Count how many lines contain the word "party". Respond with the number alone.

──────── Materials provided ────────

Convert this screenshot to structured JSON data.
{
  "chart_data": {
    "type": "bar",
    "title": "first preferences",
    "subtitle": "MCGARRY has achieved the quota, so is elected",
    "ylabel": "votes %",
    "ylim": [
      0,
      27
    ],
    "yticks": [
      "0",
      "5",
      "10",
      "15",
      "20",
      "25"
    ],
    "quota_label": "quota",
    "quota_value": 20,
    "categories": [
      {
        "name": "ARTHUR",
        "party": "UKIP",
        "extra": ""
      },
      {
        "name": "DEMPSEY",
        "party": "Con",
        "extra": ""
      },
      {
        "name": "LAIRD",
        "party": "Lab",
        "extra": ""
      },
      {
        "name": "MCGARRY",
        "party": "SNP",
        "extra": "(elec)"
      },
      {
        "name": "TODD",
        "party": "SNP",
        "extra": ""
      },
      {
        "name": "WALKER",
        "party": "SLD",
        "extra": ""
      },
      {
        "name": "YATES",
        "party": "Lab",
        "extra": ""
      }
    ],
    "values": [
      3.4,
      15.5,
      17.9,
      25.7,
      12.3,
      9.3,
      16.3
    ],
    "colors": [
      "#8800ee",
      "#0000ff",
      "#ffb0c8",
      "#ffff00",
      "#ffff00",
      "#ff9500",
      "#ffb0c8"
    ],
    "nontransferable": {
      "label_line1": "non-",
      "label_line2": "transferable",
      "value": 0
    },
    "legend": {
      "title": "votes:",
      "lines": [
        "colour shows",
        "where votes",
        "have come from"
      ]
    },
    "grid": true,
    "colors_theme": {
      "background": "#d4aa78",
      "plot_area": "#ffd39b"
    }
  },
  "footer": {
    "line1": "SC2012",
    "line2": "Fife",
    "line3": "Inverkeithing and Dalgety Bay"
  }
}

────────

_Right answer:_ 7